Task instructions: State how many lines of the entries hold the string "check". Reply with the number alone.
----- Materials provided
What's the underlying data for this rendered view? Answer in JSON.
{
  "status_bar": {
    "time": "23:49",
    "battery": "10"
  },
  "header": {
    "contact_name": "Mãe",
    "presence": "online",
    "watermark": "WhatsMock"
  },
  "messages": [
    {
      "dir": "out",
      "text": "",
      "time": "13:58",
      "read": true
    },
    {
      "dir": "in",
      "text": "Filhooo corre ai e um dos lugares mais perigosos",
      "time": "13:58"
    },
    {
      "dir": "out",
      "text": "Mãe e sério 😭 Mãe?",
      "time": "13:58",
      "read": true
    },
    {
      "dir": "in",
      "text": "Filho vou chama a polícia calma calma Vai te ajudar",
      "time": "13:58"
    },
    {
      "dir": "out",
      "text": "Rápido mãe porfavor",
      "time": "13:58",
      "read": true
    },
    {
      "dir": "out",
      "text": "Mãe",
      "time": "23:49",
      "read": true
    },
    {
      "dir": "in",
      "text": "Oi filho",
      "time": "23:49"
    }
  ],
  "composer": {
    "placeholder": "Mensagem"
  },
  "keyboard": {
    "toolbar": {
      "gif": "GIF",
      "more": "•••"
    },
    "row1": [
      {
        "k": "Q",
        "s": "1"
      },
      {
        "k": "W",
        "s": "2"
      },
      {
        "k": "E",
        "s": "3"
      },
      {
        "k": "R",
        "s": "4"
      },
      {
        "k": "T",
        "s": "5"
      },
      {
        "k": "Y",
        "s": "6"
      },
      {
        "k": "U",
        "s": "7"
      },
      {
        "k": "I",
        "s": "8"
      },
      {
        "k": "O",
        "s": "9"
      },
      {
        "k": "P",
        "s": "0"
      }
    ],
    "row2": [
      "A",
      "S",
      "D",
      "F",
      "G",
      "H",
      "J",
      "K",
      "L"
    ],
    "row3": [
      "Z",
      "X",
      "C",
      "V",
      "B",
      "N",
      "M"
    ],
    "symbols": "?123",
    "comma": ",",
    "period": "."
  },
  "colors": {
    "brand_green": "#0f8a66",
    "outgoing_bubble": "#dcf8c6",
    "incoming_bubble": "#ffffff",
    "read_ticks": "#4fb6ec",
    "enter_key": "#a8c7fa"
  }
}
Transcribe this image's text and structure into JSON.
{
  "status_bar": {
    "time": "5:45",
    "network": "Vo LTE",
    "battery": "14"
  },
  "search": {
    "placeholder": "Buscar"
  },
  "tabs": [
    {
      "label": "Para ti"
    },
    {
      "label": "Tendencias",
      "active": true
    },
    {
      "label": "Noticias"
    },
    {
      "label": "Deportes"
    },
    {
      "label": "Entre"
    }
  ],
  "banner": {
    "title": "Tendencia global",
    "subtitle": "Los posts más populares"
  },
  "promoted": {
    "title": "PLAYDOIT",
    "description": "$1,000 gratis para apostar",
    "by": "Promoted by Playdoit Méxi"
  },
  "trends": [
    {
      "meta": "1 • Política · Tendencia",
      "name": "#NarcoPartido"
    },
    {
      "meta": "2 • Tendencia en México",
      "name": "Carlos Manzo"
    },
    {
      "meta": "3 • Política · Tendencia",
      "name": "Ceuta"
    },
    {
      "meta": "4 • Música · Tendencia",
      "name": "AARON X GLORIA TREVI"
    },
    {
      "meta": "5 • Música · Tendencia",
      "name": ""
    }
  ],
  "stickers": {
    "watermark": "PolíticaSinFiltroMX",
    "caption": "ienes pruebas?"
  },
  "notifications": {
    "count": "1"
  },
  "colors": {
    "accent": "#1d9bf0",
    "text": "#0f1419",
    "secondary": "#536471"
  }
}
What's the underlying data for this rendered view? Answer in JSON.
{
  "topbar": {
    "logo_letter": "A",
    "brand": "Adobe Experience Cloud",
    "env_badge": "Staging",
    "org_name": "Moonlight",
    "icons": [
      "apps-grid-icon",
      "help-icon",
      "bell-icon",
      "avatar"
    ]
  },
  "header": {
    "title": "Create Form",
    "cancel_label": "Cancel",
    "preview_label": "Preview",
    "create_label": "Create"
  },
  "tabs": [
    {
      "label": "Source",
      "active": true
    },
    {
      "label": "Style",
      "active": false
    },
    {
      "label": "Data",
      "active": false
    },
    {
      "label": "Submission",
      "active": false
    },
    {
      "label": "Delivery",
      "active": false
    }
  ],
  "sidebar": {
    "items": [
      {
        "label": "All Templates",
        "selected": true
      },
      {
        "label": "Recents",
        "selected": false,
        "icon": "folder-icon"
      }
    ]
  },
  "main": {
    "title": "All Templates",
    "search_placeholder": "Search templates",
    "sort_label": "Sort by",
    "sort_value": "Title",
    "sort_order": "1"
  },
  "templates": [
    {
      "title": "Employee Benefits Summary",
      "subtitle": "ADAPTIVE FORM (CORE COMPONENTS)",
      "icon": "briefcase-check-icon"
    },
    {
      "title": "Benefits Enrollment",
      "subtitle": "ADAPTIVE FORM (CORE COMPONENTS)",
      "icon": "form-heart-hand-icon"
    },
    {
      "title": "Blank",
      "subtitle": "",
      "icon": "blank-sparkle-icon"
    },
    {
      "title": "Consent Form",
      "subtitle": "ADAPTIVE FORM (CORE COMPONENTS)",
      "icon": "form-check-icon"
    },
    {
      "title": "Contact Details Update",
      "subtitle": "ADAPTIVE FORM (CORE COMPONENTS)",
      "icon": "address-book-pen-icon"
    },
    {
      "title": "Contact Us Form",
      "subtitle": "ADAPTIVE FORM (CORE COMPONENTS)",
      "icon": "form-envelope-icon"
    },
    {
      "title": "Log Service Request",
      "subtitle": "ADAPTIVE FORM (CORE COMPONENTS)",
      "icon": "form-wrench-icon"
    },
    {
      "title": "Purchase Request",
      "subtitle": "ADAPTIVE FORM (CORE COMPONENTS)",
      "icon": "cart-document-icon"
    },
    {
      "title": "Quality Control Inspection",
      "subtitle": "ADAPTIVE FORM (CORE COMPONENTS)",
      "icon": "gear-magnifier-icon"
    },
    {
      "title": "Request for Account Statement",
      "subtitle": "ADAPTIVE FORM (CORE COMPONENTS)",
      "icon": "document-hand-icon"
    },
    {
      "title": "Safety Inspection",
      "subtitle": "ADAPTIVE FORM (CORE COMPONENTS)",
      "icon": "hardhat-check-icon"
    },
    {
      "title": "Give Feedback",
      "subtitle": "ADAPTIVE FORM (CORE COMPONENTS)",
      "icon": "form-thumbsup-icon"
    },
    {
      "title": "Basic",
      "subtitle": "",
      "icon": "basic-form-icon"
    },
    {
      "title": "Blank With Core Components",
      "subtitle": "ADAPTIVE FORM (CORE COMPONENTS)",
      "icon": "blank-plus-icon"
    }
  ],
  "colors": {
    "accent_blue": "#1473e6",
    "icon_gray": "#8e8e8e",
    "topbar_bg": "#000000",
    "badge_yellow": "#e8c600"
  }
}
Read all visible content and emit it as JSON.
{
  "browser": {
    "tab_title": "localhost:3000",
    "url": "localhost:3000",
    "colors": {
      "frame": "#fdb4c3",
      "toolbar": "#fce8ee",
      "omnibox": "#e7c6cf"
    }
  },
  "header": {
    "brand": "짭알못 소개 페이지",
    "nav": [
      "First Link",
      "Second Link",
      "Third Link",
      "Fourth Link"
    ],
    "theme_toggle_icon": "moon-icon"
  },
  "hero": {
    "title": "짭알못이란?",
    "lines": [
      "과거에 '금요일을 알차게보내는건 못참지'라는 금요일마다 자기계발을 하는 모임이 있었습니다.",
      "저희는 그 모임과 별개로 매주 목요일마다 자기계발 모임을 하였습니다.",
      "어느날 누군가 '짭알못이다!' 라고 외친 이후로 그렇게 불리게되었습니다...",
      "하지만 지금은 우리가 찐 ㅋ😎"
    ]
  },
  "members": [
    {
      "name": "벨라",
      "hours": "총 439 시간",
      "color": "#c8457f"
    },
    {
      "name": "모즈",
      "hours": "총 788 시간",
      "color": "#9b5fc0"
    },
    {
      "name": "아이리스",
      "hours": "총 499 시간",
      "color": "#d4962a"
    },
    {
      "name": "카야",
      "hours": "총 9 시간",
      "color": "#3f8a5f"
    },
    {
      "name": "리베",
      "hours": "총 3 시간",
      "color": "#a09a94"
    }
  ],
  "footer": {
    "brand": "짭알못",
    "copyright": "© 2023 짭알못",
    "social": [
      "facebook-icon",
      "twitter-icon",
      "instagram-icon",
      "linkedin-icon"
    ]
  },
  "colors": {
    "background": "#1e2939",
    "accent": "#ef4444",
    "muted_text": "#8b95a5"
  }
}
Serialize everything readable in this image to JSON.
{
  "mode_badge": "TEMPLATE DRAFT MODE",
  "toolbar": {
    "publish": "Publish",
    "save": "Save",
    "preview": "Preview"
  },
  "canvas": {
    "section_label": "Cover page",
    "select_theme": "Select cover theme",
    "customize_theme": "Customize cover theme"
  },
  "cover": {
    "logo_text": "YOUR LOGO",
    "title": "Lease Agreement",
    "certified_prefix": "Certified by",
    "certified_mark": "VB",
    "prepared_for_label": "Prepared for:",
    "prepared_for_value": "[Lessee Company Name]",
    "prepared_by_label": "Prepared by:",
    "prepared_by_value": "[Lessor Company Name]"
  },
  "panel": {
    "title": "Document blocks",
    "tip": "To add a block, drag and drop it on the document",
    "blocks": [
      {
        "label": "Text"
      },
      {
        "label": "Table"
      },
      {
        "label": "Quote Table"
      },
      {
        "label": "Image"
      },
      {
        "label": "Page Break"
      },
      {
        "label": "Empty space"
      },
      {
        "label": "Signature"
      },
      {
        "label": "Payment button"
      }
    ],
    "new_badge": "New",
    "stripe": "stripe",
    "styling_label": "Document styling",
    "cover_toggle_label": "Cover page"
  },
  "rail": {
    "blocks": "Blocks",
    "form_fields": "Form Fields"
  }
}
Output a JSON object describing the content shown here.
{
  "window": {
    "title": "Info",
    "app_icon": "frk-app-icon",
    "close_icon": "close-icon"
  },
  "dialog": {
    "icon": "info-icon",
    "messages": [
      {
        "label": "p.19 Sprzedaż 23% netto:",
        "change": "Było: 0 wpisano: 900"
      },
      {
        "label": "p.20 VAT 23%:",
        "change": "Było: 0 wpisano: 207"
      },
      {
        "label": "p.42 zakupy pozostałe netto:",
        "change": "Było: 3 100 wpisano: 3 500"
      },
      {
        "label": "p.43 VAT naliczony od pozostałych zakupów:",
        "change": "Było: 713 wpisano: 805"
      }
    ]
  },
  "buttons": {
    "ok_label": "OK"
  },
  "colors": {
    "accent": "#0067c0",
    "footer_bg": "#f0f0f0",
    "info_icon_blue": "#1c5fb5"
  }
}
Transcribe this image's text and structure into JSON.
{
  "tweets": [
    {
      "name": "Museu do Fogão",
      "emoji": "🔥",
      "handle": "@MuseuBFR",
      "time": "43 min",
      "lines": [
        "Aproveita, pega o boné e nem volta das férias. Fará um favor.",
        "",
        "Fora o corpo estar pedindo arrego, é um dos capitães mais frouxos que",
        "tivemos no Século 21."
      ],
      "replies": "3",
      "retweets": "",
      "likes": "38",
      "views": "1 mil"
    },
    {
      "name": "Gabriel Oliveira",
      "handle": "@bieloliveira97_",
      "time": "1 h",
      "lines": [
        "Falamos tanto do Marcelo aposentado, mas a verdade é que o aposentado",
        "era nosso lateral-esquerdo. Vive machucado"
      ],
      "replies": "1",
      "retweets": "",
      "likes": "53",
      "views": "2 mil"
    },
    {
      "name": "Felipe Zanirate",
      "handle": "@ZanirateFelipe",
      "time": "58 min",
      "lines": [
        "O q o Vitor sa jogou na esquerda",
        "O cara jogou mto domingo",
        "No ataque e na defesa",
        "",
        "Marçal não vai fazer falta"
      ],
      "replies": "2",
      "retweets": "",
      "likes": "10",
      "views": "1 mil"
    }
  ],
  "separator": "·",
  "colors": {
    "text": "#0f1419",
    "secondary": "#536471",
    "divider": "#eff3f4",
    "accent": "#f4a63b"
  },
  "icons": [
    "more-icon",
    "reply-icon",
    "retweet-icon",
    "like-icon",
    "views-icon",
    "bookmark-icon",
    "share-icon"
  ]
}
----------
Response: 3